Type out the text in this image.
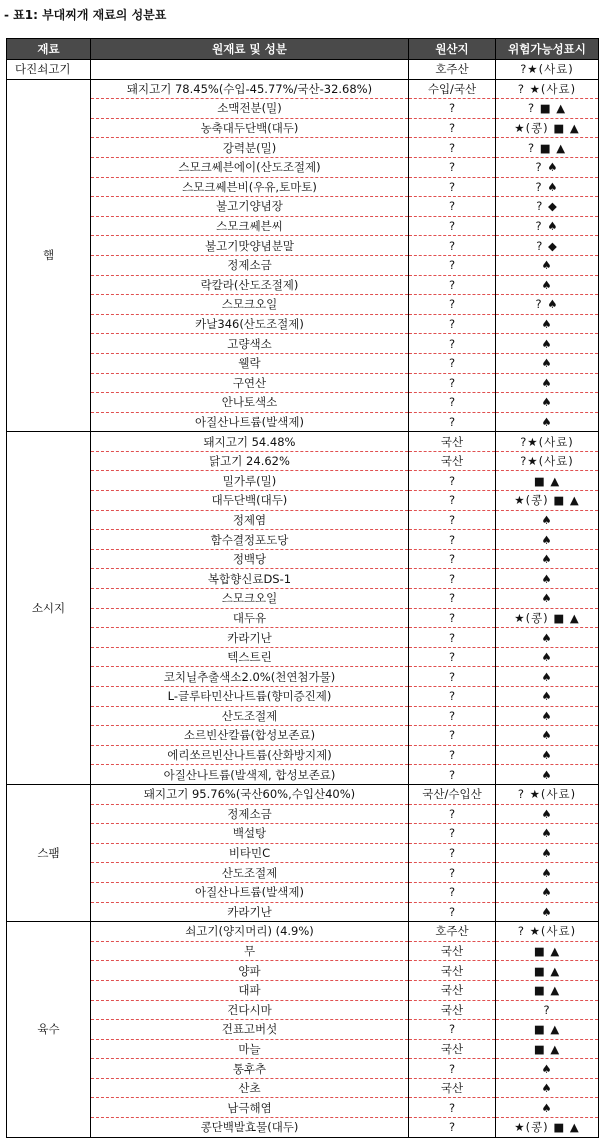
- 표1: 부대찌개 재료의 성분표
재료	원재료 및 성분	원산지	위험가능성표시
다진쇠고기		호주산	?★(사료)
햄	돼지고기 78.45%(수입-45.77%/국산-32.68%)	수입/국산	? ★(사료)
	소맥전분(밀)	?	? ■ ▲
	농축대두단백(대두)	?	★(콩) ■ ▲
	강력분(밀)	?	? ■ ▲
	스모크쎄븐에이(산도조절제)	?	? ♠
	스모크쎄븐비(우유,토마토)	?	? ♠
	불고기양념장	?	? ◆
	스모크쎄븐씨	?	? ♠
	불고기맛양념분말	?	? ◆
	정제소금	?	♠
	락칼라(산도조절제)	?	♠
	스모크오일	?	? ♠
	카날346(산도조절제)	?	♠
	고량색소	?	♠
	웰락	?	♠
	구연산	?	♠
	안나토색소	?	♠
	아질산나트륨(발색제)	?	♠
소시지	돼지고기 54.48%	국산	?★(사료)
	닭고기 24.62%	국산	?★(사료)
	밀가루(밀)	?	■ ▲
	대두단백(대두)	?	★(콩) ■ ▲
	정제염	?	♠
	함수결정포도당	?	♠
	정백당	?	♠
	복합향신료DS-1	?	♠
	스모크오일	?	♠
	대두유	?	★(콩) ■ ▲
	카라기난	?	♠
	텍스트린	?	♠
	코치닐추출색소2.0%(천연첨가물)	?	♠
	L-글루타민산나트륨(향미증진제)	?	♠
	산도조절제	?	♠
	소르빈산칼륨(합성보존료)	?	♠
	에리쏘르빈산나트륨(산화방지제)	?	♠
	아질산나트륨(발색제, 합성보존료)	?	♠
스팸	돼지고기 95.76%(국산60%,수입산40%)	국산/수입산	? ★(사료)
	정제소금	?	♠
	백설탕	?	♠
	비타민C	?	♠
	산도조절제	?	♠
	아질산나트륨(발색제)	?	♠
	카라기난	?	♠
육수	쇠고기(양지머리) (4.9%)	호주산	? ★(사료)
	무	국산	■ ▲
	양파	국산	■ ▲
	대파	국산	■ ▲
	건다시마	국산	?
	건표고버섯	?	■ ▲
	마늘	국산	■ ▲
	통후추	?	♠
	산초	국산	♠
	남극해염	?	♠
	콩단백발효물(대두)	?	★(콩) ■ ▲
* * *
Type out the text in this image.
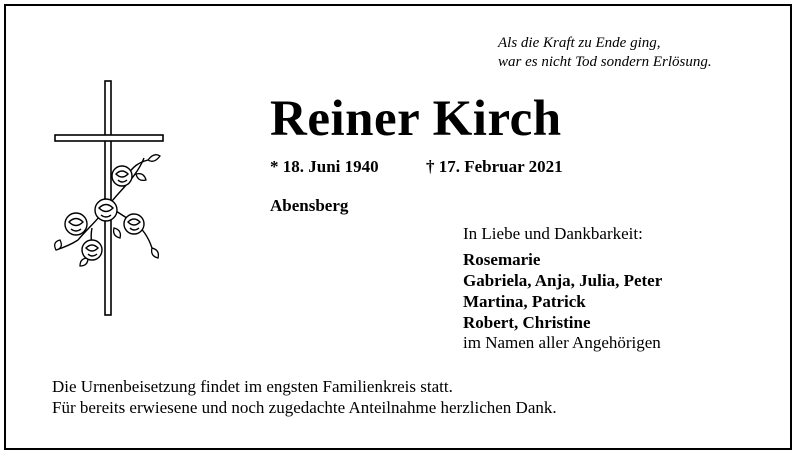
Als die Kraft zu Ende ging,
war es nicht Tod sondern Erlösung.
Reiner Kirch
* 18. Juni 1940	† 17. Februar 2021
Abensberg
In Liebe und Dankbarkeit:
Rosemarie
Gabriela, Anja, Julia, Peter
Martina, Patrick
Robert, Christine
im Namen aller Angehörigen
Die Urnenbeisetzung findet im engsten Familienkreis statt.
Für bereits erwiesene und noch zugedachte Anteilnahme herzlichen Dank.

### Exercise task
Count each line where the string "산도조절제" occurs, and write only the number.

### Result
5